— BEGIN INFORMATION SUPPLIED —

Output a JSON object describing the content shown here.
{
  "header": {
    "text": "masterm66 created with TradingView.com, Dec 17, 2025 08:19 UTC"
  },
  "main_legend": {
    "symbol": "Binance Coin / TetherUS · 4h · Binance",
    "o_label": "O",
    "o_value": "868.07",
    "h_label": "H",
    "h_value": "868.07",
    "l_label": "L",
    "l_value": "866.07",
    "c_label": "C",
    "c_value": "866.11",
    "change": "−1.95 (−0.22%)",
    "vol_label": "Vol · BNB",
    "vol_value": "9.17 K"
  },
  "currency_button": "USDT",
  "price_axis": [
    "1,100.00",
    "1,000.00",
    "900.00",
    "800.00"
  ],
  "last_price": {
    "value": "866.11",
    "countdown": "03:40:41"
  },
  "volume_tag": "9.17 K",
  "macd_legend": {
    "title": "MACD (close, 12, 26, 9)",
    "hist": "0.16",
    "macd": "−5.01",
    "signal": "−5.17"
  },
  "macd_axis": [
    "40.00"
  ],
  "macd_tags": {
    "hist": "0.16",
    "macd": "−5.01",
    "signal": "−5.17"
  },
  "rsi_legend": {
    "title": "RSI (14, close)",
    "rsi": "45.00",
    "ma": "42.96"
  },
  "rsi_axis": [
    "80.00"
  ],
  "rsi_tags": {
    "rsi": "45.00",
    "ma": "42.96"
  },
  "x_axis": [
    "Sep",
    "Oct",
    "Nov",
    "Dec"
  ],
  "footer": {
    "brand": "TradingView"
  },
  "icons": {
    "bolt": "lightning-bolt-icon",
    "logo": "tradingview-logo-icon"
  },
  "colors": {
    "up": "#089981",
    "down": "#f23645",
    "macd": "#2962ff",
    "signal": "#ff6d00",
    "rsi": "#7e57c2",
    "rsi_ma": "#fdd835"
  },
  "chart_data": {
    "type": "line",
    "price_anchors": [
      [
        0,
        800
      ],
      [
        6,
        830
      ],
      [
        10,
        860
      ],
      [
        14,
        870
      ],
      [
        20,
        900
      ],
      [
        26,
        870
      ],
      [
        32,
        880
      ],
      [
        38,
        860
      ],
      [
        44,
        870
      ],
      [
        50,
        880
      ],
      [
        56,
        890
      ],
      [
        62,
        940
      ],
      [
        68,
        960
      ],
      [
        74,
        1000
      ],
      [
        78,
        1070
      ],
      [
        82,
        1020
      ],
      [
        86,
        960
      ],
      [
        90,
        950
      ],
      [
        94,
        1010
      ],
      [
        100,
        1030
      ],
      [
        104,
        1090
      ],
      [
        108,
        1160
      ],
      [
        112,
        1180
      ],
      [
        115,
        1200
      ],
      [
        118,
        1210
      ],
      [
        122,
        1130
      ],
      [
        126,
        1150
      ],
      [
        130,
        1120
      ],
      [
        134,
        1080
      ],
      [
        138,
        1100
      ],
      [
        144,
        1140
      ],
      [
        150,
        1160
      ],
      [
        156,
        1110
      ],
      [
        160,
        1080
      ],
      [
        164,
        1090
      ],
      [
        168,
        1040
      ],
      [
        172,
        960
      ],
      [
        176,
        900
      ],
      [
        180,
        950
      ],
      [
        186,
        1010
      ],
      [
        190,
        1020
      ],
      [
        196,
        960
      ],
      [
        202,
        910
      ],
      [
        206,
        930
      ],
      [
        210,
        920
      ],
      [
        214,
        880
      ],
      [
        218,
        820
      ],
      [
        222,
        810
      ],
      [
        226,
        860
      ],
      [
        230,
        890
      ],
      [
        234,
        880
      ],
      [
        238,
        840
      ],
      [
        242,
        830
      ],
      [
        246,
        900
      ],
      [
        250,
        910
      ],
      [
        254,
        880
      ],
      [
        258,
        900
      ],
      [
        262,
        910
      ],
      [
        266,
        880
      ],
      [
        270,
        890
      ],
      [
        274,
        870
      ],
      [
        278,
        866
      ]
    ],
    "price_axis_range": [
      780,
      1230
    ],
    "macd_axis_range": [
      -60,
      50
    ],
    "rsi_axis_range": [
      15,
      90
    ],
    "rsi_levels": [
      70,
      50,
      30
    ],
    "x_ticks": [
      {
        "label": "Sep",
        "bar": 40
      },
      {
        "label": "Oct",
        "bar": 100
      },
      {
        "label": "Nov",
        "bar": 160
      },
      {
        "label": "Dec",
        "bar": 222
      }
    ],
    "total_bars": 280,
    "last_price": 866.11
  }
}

— END INFORMATION SUPPLIED —

EXERCISE PROMPT → Your task is to quote all of the data word for word.

EXERCISE RESPONSE →
Output a JSON object describing the content shown here.
{
  "header": {
    "text": "masterm66 created with TradingView.com, Dec 17, 2025 08:19 UTC"
  },
  "main_legend": {
    "symbol": "Binance Coin / TetherUS · 4h · Binance",
    "o_label": "O",
    "o_value": "868.07",
    "h_label": "H",
    "h_value": "868.07",
    "l_label": "L",
    "l_value": "866.07",
    "c_label": "C",
    "c_value": "866.11",
    "change": "−1.95 (−0.22%)",
    "vol_label": "Vol · BNB",
    "vol_value": "9.17 K"
  },
  "currency_button": "USDT",
  "price_axis": [
    "1,100.00",
    "1,000.00",
    "900.00",
    "800.00"
  ],
  "last_price": {
    "value": "866.11",
    "countdown": "03:40:41"
  },
  "volume_tag": "9.17 K",
  "macd_legend": {
    "title": "MACD (close, 12, 26, 9)",
    "hist": "0.16",
    "macd": "−5.01",
    "signal": "−5.17"
  },
  "macd_axis": [
    "40.00"
  ],
  "macd_tags": {
    "hist": "0.16",
    "macd": "−5.01",
    "signal": "−5.17"
  },
  "rsi_legend": {
    "title": "RSI (14, close)",
    "rsi": "45.00",
    "ma": "42.96"
  },
  "rsi_axis": [
    "80.00"
  ],
  "rsi_tags": {
    "rsi": "45.00",
    "ma": "42.96"
  },
  "x_axis": [
    "Sep",
    "Oct",
    "Nov",
    "Dec"
  ],
  "footer": {
    "brand": "TradingView"
  },
  "icons": {
    "bolt": "lightning-bolt-icon",
    "logo": "tradingview-logo-icon"
  },
  "colors": {
    "up": "#089981",
    "down": "#f23645",
    "macd": "#2962ff",
    "signal": "#ff6d00",
    "rsi": "#7e57c2",
    "rsi_ma": "#fdd835"
  },
  "chart_data": {
    "type": "line",
    "price_anchors": [
      [
        0,
        800
      ],
      [
        6,
        830
      ],
      [
        10,
        860
      ],
      [
        14,
        870
      ],
      [
        20,
        900
      ],
      [
        26,
        870
      ],
      [
        32,
        880
      ],
      [
        38,
        860
      ],
      [
        44,
        870
      ],
      [
        50,
        880
      ],
      [
        56,
        890
      ],
      [
        62,
        940
      ],
      [
        68,
        960
      ],
      [
        74,
        1000
      ],
      [
        78,
        1070
      ],
      [
        82,
        1020
      ],
      [
        86,
        960
      ],
      [
        90,
        950
      ],
      [
        94,
        1010
      ],
      [
        100,
        1030
      ],
      [
        104,
        1090
      ],
      [
        108,
        1160
      ],
      [
        112,
        1180
      ],
      [
        115,
        1200
      ],
      [
        118,
        1210
      ],
      [
        122,
        1130
      ],
      [
        126,
        1150
      ],
      [
        130,
        1120
      ],
      [
        134,
        1080
      ],
      [
        138,
        1100
      ],
      [
        144,
        1140
      ],
      [
        150,
        1160
      ],
      [
        156,
        1110
      ],
      [
        160,
        1080
      ],
      [
        164,
        1090
      ],
      [
        168,
        1040
      ],
      [
        172,
        960
      ],
      [
        176,
        900
      ],
      [
        180,
        950
      ],
      [
        186,
        1010
      ],
      [
        190,
        1020
      ],
      [
        196,
        960
      ],
      [
        202,
        910
      ],
      [
        206,
        930
      ],
      [
        210,
        920
      ],
      [
        214,
        880
      ],
      [
        218,
        820
      ],
      [
        222,
        810
      ],
      [
        226,
        860
      ],
      [
        230,
        890
      ],
      [
        234,
        880
      ],
      [
        238,
        840
      ],
      [
        242,
        830
      ],
      [
        246,
        900
      ],
      [
        250,
        910
      ],
      [
        254,
        880
      ],
      [
        258,
        900
      ],
      [
        262,
        910
      ],
      [
        266,
        880
      ],
      [
        270,
        890
      ],
      [
        274,
        870
      ],
      [
        278,
        866
      ]
    ],
    "price_axis_range": [
      780,
      1230
    ],
    "macd_axis_range": [
      -60,
      50
    ],
    "rsi_axis_range": [
      15,
      90
    ],
    "rsi_levels": [
      70,
      50,
      30
    ],
    "x_ticks": [
      {
        "label": "Sep",
        "bar": 40
      },
      {
        "label": "Oct",
        "bar": 100
      },
      {
        "label": "Nov",
        "bar": 160
      },
      {
        "label": "Dec",
        "bar": 222
      }
    ],
    "total_bars": 280,
    "last_price": 866.11
  }
}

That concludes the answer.